> **TASK TO COMPLETE**: Please give the listing again in its entirety, exactly as written.

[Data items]

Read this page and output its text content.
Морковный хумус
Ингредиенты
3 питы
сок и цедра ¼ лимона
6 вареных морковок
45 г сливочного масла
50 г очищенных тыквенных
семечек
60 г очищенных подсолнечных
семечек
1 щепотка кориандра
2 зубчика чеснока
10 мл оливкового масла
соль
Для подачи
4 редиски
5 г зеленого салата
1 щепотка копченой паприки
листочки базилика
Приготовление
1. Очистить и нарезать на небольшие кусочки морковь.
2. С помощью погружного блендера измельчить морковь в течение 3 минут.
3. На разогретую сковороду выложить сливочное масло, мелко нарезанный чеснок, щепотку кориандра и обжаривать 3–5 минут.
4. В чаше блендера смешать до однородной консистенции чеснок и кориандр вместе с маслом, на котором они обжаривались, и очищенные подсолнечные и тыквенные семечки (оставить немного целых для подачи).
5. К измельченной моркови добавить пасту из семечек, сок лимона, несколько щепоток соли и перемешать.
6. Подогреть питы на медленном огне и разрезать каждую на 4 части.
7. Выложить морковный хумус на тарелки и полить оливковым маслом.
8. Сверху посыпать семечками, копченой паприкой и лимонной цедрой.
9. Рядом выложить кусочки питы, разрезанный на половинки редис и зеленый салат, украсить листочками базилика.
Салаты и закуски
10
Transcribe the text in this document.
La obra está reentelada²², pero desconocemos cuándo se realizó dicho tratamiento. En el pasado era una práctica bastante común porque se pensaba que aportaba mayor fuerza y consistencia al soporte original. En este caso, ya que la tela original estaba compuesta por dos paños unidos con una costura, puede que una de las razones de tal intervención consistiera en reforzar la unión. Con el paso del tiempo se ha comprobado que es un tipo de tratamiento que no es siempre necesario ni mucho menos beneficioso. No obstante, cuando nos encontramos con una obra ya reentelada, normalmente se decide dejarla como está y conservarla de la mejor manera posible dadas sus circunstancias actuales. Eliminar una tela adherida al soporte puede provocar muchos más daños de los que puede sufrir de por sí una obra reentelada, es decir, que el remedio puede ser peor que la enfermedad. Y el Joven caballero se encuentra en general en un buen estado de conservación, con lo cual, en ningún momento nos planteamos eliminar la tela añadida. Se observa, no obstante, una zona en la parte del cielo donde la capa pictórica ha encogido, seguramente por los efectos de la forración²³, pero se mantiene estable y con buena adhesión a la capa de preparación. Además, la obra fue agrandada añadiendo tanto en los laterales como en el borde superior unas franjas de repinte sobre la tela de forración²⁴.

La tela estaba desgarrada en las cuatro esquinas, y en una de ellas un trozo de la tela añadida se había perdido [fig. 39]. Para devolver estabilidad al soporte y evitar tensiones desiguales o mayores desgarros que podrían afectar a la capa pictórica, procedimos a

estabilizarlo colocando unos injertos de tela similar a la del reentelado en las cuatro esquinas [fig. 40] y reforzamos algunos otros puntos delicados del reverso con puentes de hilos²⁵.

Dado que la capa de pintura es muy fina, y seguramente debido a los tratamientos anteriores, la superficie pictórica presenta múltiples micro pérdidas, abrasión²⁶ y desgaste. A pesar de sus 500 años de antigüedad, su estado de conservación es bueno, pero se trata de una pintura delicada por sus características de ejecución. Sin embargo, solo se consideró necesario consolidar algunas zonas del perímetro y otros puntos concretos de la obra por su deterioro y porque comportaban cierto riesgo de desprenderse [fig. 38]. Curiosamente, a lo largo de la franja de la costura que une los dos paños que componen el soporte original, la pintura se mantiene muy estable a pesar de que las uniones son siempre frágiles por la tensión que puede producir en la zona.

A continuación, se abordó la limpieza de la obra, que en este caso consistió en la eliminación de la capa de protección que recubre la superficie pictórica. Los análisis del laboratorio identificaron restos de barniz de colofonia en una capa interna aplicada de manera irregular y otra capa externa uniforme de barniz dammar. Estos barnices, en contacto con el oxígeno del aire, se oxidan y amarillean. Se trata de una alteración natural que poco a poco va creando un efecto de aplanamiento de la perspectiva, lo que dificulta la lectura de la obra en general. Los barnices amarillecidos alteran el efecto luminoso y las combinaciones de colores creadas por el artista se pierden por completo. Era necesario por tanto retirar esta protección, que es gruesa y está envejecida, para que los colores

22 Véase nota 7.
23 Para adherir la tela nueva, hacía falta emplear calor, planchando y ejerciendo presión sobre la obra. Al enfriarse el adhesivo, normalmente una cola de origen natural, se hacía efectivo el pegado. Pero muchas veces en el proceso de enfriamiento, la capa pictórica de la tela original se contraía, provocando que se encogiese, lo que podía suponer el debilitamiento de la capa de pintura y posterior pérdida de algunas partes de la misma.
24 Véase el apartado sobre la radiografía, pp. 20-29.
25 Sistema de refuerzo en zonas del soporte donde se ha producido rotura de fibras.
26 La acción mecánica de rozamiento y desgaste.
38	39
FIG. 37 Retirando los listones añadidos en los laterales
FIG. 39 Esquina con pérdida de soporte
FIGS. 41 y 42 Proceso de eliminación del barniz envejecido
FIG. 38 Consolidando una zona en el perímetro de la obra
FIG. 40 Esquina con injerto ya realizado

> **SOLUTION TO THE EXERCISE**:
Read this page and output its text content.
Морковный хумус
Ингредиенты
3 питы
сок и цедра ¼ лимона
6 вареных морковок
45 г сливочного масла
50 г очищенных тыквенных
семечек
60 г очищенных подсолнечных
семечек
1 щепотка кориандра
2 зубчика чеснока
10 мл оливкового масла
соль
Для подачи
4 редиски
5 г зеленого салата
1 щепотка копченой паприки
листочки базилика
Приготовление
1. Очистить и нарезать на небольшие кусочки морковь.
2. С помощью погружного блендера измельчить морковь в течение 3 минут.
3. На разогретую сковороду выложить сливочное масло, мелко нарезанный чеснок, щепотку кориандра и обжаривать 3–5 минут.
4. В чаше блендера смешать до однородной консистенции чеснок и кориандр вместе с маслом, на котором они обжаривались, и очищенные подсолнечные и тыквенные семечки (оставить немного целых для подачи).
5. К измельченной моркови добавить пасту из семечек, сок лимона, несколько щепоток соли и перемешать.
6. Подогреть питы на медленном огне и разрезать каждую на 4 части.
7. Выложить морковный хумус на тарелки и полить оливковым маслом.
8. Сверху посыпать семечками, копченой паприкой и лимонной цедрой.
9. Рядом выложить кусочки питы, разрезанный на половинки редис и зеленый салат, украсить листочками базилика.
Салаты и закуски
10
Transcribe the text in this document.
La obra está reentelada²², pero desconocemos cuándo se realizó dicho tratamiento. En el pasado era una práctica bastante común porque se pensaba que aportaba mayor fuerza y consistencia al soporte original. En este caso, ya que la tela original estaba compuesta por dos paños unidos con una costura, puede que una de las razones de tal intervención consistiera en reforzar la unión. Con el paso del tiempo se ha comprobado que es un tipo de tratamiento que no es siempre necesario ni mucho menos beneficioso. No obstante, cuando nos encontramos con una obra ya reentelada, normalmente se decide dejarla como está y conservarla de la mejor manera posible dadas sus circunstancias actuales. Eliminar una tela adherida al soporte puede provocar muchos más daños de los que puede sufrir de por sí una obra reentelada, es decir, que el remedio puede ser peor que la enfermedad. Y el Joven caballero se encuentra en general en un buen estado de conservación, con lo cual, en ningún momento nos planteamos eliminar la tela añadida. Se observa, no obstante, una zona en la parte del cielo donde la capa pictórica ha encogido, seguramente por los efectos de la forración²³, pero se mantiene estable y con buena adhesión a la capa de preparación. Además, la obra fue agrandada añadiendo tanto en los laterales como en el borde superior unas franjas de repinte sobre la tela de forración²⁴.

La tela estaba desgarrada en las cuatro esquinas, y en una de ellas un trozo de la tela añadida se había perdido [fig. 39]. Para devolver estabilidad al soporte y evitar tensiones desiguales o mayores desgarros que podrían afectar a la capa pictórica, procedimos a

estabilizarlo colocando unos injertos de tela similar a la del reentelado en las cuatro esquinas [fig. 40] y reforzamos algunos otros puntos delicados del reverso con puentes de hilos²⁵.

Dado que la capa de pintura es muy fina, y seguramente debido a los tratamientos anteriores, la superficie pictórica presenta múltiples micro pérdidas, abrasión²⁶ y desgaste. A pesar de sus 500 años de antigüedad, su estado de conservación es bueno, pero se trata de una pintura delicada por sus características de ejecución. Sin embargo, solo se consideró necesario consolidar algunas zonas del perímetro y otros puntos concretos de la obra por su deterioro y porque comportaban cierto riesgo de desprenderse [fig. 38]. Curiosamente, a lo largo de la franja de la costura que une los dos paños que componen el soporte original, la pintura se mantiene muy estable a pesar de que las uniones son siempre frágiles por la tensión que puede producir en la zona.

A continuación, se abordó la limpieza de la obra, que en este caso consistió en la eliminación de la capa de protección que recubre la superficie pictórica. Los análisis del laboratorio identificaron restos de barniz de colofonia en una capa interna aplicada de manera irregular y otra capa externa uniforme de barniz dammar. Estos barnices, en contacto con el oxígeno del aire, se oxidan y amarillean. Se trata de una alteración natural que poco a poco va creando un efecto de aplanamiento de la perspectiva, lo que dificulta la lectura de la obra en general. Los barnices amarillecidos alteran el efecto luminoso y las combinaciones de colores creadas por el artista se pierden por completo. Era necesario por tanto retirar esta protección, que es gruesa y está envejecida, para que los colores

22 Véase nota 7.
23 Para adherir la tela nueva, hacía falta emplear calor, planchando y ejerciendo presión sobre la obra. Al enfriarse el adhesivo, normalmente una cola de origen natural, se hacía efectivo el pegado. Pero muchas veces en el proceso de enfriamiento, la capa pictórica de la tela original se contraía, provocando que se encogiese, lo que podía suponer el debilitamiento de la capa de pintura y posterior pérdida de algunas partes de la misma.
24 Véase el apartado sobre la radiografía, pp. 20-29.
25 Sistema de refuerzo en zonas del soporte donde se ha producido rotura de fibras.
26 La acción mecánica de rozamiento y desgaste.
38	39
FIG. 37 Retirando los listones añadidos en los laterales
FIG. 39 Esquina con pérdida de soporte
FIGS. 41 y 42 Proceso de eliminación del barniz envejecido
FIG. 38 Consolidando una zona en el perímetro de la obra
FIG. 40 Esquina con injerto ya realizado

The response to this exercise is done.